> [WHAT IS ASKED] Repeat the full listing below verbatim and keep the images out.

> [LISTING]
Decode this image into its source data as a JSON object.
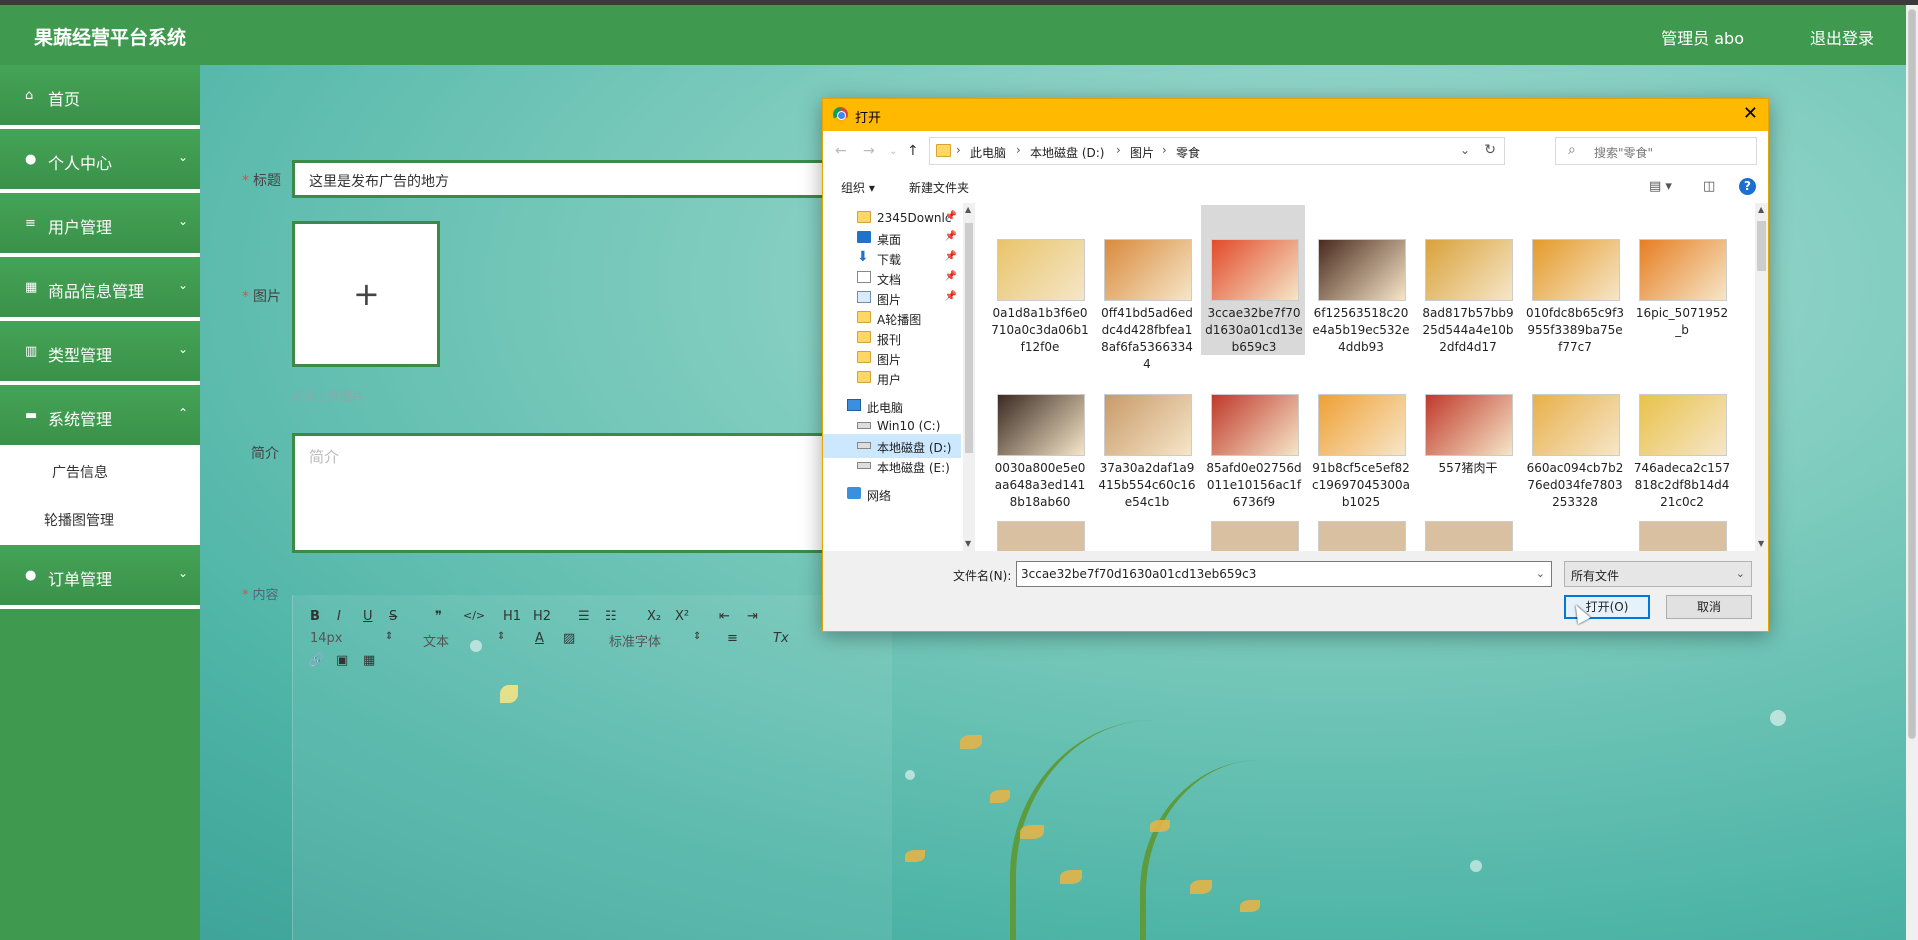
{
  "app": {
    "brand": "果蔬经营平台系统",
    "user": "管理员 abo",
    "logout": "退出登录"
  },
  "sidebar": {
    "items": [
      {
        "label": "首页",
        "icon": "home-icon"
      },
      {
        "label": "个人中心",
        "icon": "user-icon"
      },
      {
        "label": "用户管理",
        "icon": "menu-icon"
      },
      {
        "label": "商品信息管理",
        "icon": "grid-icon"
      },
      {
        "label": "类型管理",
        "icon": "bar-chart-icon"
      },
      {
        "label": "系统管理",
        "icon": "list-icon"
      }
    ],
    "sub_items": [
      "广告信息",
      "轮播图管理"
    ],
    "last_item": {
      "label": "订单管理",
      "icon": "location-icon"
    }
  },
  "form": {
    "title_label": "标题",
    "title_value": "这里是发布广告的地方",
    "image_label": "图片",
    "upload_hint": "点击上传图片",
    "intro_label": "简介",
    "intro_placeholder": "简介",
    "content_label": "内容",
    "editor": {
      "font_size": "14px",
      "text_style": "文本",
      "font_family": "标准字体",
      "row1": [
        "B",
        "I",
        "U",
        "S",
        "❞",
        "</>",
        "H1",
        "H2",
        "☰",
        "☷",
        "X₂",
        "X²",
        "⇤",
        "⇥"
      ],
      "row2_marks": [
        "A",
        "▨",
        "≡",
        "Tx"
      ],
      "row3": [
        "🔗",
        "▣",
        "▦"
      ]
    }
  },
  "dialog": {
    "title": "打开",
    "breadcrumbs": [
      "此电脑",
      "本地磁盘 (D:)",
      "图片",
      "零食"
    ],
    "search_placeholder": "搜索\"零食\"",
    "organize": "组织 ▾",
    "new_folder": "新建文件夹",
    "tree": [
      {
        "label": "2345Downlc",
        "icon": "folder",
        "pin": true
      },
      {
        "label": "桌面",
        "icon": "desktop",
        "pin": true
      },
      {
        "label": "下载",
        "icon": "down",
        "pin": true
      },
      {
        "label": "文档",
        "icon": "doc",
        "pin": true
      },
      {
        "label": "图片",
        "icon": "pic",
        "pin": true
      },
      {
        "label": "A轮播图",
        "icon": "folder",
        "pin": false
      },
      {
        "label": "报刊",
        "icon": "folder",
        "pin": false
      },
      {
        "label": "图片",
        "icon": "folder",
        "pin": false
      },
      {
        "label": "用户",
        "icon": "folder",
        "pin": false
      },
      {
        "label": "此电脑",
        "icon": "pc",
        "pin": false
      },
      {
        "label": "Win10 (C:)",
        "icon": "drive",
        "pin": false
      },
      {
        "label": "本地磁盘 (D:)",
        "icon": "drive",
        "pin": false,
        "selected": true
      },
      {
        "label": "本地磁盘 (E:)",
        "icon": "drive",
        "pin": false
      },
      {
        "label": "网络",
        "icon": "net",
        "pin": false
      }
    ],
    "files": [
      {
        "name": "0a1d8a1b3f6e0710a0c3da06b1f12f0e",
        "color": "#e8c46a"
      },
      {
        "name": "0ff41bd5ad6eddc4d428fbfea18af6fa53663344",
        "color": "#d98a3c"
      },
      {
        "name": "3ccae32be7f70d1630a01cd13eb659c3",
        "color": "#e24a2b",
        "selected": true
      },
      {
        "name": "6f12563518c20e4a5b19ec532e4ddb93",
        "color": "#4a2a1e"
      },
      {
        "name": "8ad817b57bb925d544a4e10b2dfd4d17",
        "color": "#d9a23a"
      },
      {
        "name": "010fdc8b65c9f3955f3389ba75ef77c7",
        "color": "#e59a2a"
      },
      {
        "name": "16pic_5071952_b",
        "color": "#e67e22"
      },
      {
        "name": "0030a800e5e0aa648a3ed1418b18ab60",
        "color": "#3a2a22"
      },
      {
        "name": "37a30a2daf1a9415b554c60c16e54c1b",
        "color": "#c99a6a"
      },
      {
        "name": "85afd0e02756d011e10156ac1f6736f9",
        "color": "#c0392b"
      },
      {
        "name": "91b8cf5ce5ef82c19697045300ab1025",
        "color": "#f0a035"
      },
      {
        "name": "557猪肉干",
        "color": "#c0392b"
      },
      {
        "name": "660ac094cb7b276ed034fe7803253328",
        "color": "#e8b04a"
      },
      {
        "name": "746adeca2c157818c2df8b14d421c0c2",
        "color": "#e8c24a"
      }
    ],
    "filename_label": "文件名(N):",
    "filename_value": "3ccae32be7f70d1630a01cd13eb659c3",
    "filetype": "所有文件",
    "open_button": "打开(O)",
    "cancel_button": "取消"
  }
}
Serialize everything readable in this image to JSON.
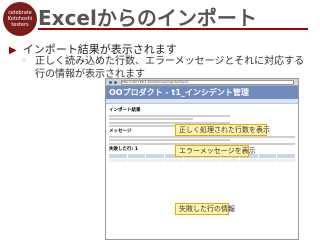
{
  "logo": {
    "line1": "celebrate",
    "line2": "Kotohoshi",
    "line3": "testers"
  },
  "title": "Excelからのインポート",
  "bullets": {
    "main": "インポート結果が表示されます",
    "sub": "正しく読み込めた行数、エラーメッセージとそれに対応する行の情報が表示されます"
  },
  "screenshot": {
    "app_title": "OOプロダクト - t1_インシデント管理",
    "address": "http://192.168.1.10/redmine/projects/import",
    "section_import": "インポート結果",
    "section_message": "メッセージ",
    "section_failed": "失敗した行: 1"
  },
  "callouts": {
    "success_rows": "正しく処理された行数を表示",
    "error_message": "エラーメッセージを表示",
    "failed_rows": "失敗した行の情報"
  },
  "colors": {
    "accent": "#a40000",
    "callout_bg": "#fff4ad",
    "app_header": "#6f8bbf"
  }
}
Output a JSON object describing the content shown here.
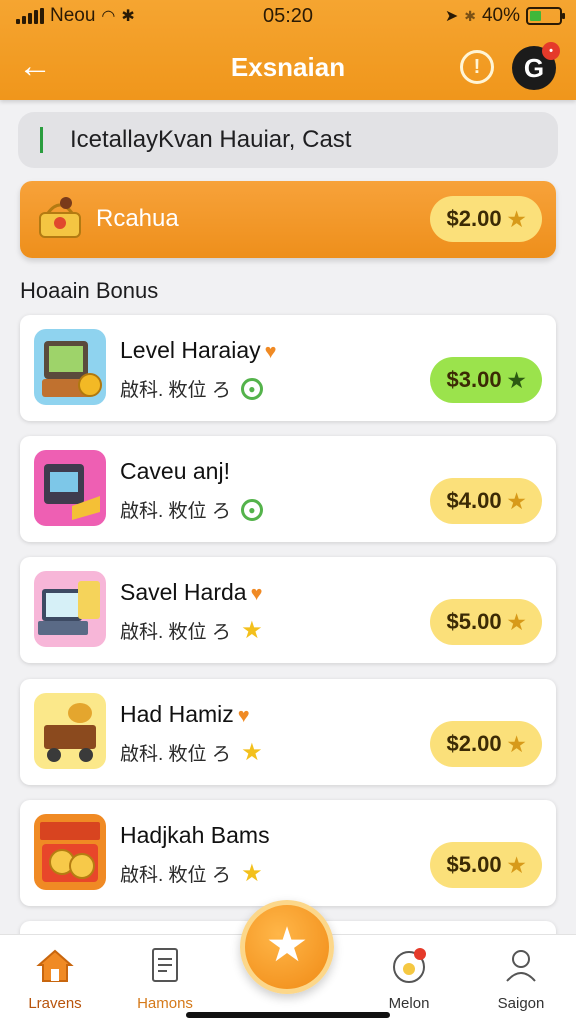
{
  "status_bar": {
    "carrier": "Neou",
    "time": "05:20",
    "battery_text": "40%",
    "battery_level": 0.4
  },
  "header": {
    "title": "Exsnaian"
  },
  "search": {
    "value": "IcetallayKvan Hauiar, Cast"
  },
  "featured": {
    "label": "Rcahua",
    "price": "$2.00"
  },
  "section_title": "Hoaain Bonus",
  "items": [
    {
      "title": "Level Haraiay",
      "meta": "啟科. 敉位 ろ",
      "price": "$3.00",
      "badge": "leaf",
      "accent": "#9be34c"
    },
    {
      "title": "Caveu anj!",
      "meta": "啟科. 敉位 ろ",
      "price": "$4.00",
      "badge": "leaf",
      "accent": "#fbe07a"
    },
    {
      "title": "Savel Harda",
      "meta": "啟科. 敉位 ろ",
      "price": "$5.00",
      "badge": "star",
      "accent": "#fbe07a"
    },
    {
      "title": "Had Hamiz",
      "meta": "啟科. 敉位 ろ",
      "price": "$2.00",
      "badge": "star",
      "accent": "#fbe07a"
    },
    {
      "title": "Hadjkah Bams",
      "meta": "啟科. 敉位 ろ",
      "price": "$5.00",
      "badge": "star",
      "accent": "#fbe07a"
    }
  ],
  "bottom_nav": {
    "tabs": [
      {
        "label": "Lravens",
        "icon": "home-icon"
      },
      {
        "label": "Hamons",
        "icon": "document-icon"
      },
      {
        "label": "Melon",
        "icon": "camera-icon"
      },
      {
        "label": "Saigon",
        "icon": "user-icon"
      }
    ]
  },
  "colors": {
    "brand_orange": "#f0961b",
    "price_yellow": "#fbe07a",
    "price_green": "#9be34c"
  }
}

> [COMPLETE OUTPUT]
Decode this image into its source data as a JSON object.
{
  "app": {
    "brand": "果蔬经营平台系统",
    "user": "管理员 abo",
    "logout": "退出登录"
  },
  "sidebar": {
    "items": [
      {
        "label": "首页",
        "icon": "home-icon"
      },
      {
        "label": "个人中心",
        "icon": "user-icon"
      },
      {
        "label": "用户管理",
        "icon": "menu-icon"
      },
      {
        "label": "商品信息管理",
        "icon": "grid-icon"
      },
      {
        "label": "类型管理",
        "icon": "bar-chart-icon"
      },
      {
        "label": "系统管理",
        "icon": "list-icon"
      }
    ],
    "sub_items": [
      "广告信息",
      "轮播图管理"
    ],
    "last_item": {
      "label": "订单管理",
      "icon": "location-icon"
    }
  },
  "form": {
    "title_label": "标题",
    "title_value": "这里是发布广告的地方",
    "image_label": "图片",
    "upload_hint": "点击上传图片",
    "intro_label": "简介",
    "intro_placeholder": "简介",
    "content_label": "内容",
    "editor": {
      "font_size": "14px",
      "text_style": "文本",
      "font_family": "标准字体",
      "row1": [
        "B",
        "I",
        "U",
        "S",
        "❞",
        "</>",
        "H1",
        "H2",
        "☰",
        "☷",
        "X₂",
        "X²",
        "⇤",
        "⇥"
      ],
      "row2_marks": [
        "A",
        "▨",
        "≡",
        "Tx"
      ],
      "row3": [
        "🔗",
        "▣",
        "▦"
      ]
    }
  },
  "dialog": {
    "title": "打开",
    "breadcrumbs": [
      "此电脑",
      "本地磁盘 (D:)",
      "图片",
      "零食"
    ],
    "search_placeholder": "搜索\"零食\"",
    "organize": "组织 ▾",
    "new_folder": "新建文件夹",
    "tree": [
      {
        "label": "2345Downlc",
        "icon": "folder",
        "pin": true
      },
      {
        "label": "桌面",
        "icon": "desktop",
        "pin": true
      },
      {
        "label": "下载",
        "icon": "down",
        "pin": true
      },
      {
        "label": "文档",
        "icon": "doc",
        "pin": true
      },
      {
        "label": "图片",
        "icon": "pic",
        "pin": true
      },
      {
        "label": "A轮播图",
        "icon": "folder",
        "pin": false
      },
      {
        "label": "报刊",
        "icon": "folder",
        "pin": false
      },
      {
        "label": "图片",
        "icon": "folder",
        "pin": false
      },
      {
        "label": "用户",
        "icon": "folder",
        "pin": false
      },
      {
        "label": "此电脑",
        "icon": "pc",
        "pin": false
      },
      {
        "label": "Win10 (C:)",
        "icon": "drive",
        "pin": false
      },
      {
        "label": "本地磁盘 (D:)",
        "icon": "drive",
        "pin": false,
        "selected": true
      },
      {
        "label": "本地磁盘 (E:)",
        "icon": "drive",
        "pin": false
      },
      {
        "label": "网络",
        "icon": "net",
        "pin": false
      }
    ],
    "files": [
      {
        "name": "0a1d8a1b3f6e0710a0c3da06b1f12f0e",
        "color": "#e8c46a"
      },
      {
        "name": "0ff41bd5ad6eddc4d428fbfea18af6fa53663344",
        "color": "#d98a3c"
      },
      {
        "name": "3ccae32be7f70d1630a01cd13eb659c3",
        "color": "#e24a2b",
        "selected": true
      },
      {
        "name": "6f12563518c20e4a5b19ec532e4ddb93",
        "color": "#4a2a1e"
      },
      {
        "name": "8ad817b57bb925d544a4e10b2dfd4d17",
        "color": "#d9a23a"
      },
      {
        "name": "010fdc8b65c9f3955f3389ba75ef77c7",
        "color": "#e59a2a"
      },
      {
        "name": "16pic_5071952_b",
        "color": "#e67e22"
      },
      {
        "name": "0030a800e5e0aa648a3ed1418b18ab60",
        "color": "#3a2a22"
      },
      {
        "name": "37a30a2daf1a9415b554c60c16e54c1b",
        "color": "#c99a6a"
      },
      {
        "name": "85afd0e02756d011e10156ac1f6736f9",
        "color": "#c0392b"
      },
      {
        "name": "91b8cf5ce5ef82c19697045300ab1025",
        "color": "#f0a035"
      },
      {
        "name": "557猪肉干",
        "color": "#c0392b"
      },
      {
        "name": "660ac094cb7b276ed034fe7803253328",
        "color": "#e8b04a"
      },
      {
        "name": "746adeca2c157818c2df8b14d421c0c2",
        "color": "#e8c24a"
      }
    ],
    "filename_label": "文件名(N):",
    "filename_value": "3ccae32be7f70d1630a01cd13eb659c3",
    "filetype": "所有文件",
    "open_button": "打开(O)",
    "cancel_button": "取消"
  }
}
Serialize everything readable in this image to JSON.
{
  "logo": {
    "line1": "celebrate",
    "line2": "Kotohoshi",
    "line3": "testers"
  },
  "title": "Excelからのインポート",
  "bullets": {
    "main": "インポート結果が表示されます",
    "sub": "正しく読み込めた行数、エラーメッセージとそれに対応する行の情報が表示されます"
  },
  "screenshot": {
    "app_title": "OOプロダクト - t1_インシデント管理",
    "address": "http://192.168.1.10/redmine/projects/import",
    "section_import": "インポート結果",
    "section_message": "メッセージ",
    "section_failed": "失敗した行: 1"
  },
  "callouts": {
    "success_rows": "正しく処理された行数を表示",
    "error_message": "エラーメッセージを表示",
    "failed_rows": "失敗した行の情報"
  },
  "colors": {
    "accent": "#a40000",
    "callout_bg": "#fff4ad",
    "app_header": "#6f8bbf"
  }
}
Output a JSON object describing the content shown here.
{
  "status_bar": {
    "carrier": "Neou",
    "time": "05:20",
    "battery_text": "40%",
    "battery_level": 0.4
  },
  "header": {
    "title": "Exsnaian"
  },
  "search": {
    "value": "IcetallayKvan Hauiar, Cast"
  },
  "featured": {
    "label": "Rcahua",
    "price": "$2.00"
  },
  "section_title": "Hoaain Bonus",
  "items": [
    {
      "title": "Level Haraiay",
      "meta": "啟科. 敉位 ろ",
      "price": "$3.00",
      "badge": "leaf",
      "accent": "#9be34c"
    },
    {
      "title": "Caveu anj!",
      "meta": "啟科. 敉位 ろ",
      "price": "$4.00",
      "badge": "leaf",
      "accent": "#fbe07a"
    },
    {
      "title": "Savel Harda",
      "meta": "啟科. 敉位 ろ",
      "price": "$5.00",
      "badge": "star",
      "accent": "#fbe07a"
    },
    {
      "title": "Had Hamiz",
      "meta": "啟科. 敉位 ろ",
      "price": "$2.00",
      "badge": "star",
      "accent": "#fbe07a"
    },
    {
      "title": "Hadjkah Bams",
      "meta": "啟科. 敉位 ろ",
      "price": "$5.00",
      "badge": "star",
      "accent": "#fbe07a"
    }
  ],
  "bottom_nav": {
    "tabs": [
      {
        "label": "Lravens",
        "icon": "home-icon"
      },
      {
        "label": "Hamons",
        "icon": "document-icon"
      },
      {
        "label": "Melon",
        "icon": "camera-icon"
      },
      {
        "label": "Saigon",
        "icon": "user-icon"
      }
    ]
  },
  "colors": {
    "brand_orange": "#f0961b",
    "price_yellow": "#fbe07a",
    "price_green": "#9be34c"
  }
}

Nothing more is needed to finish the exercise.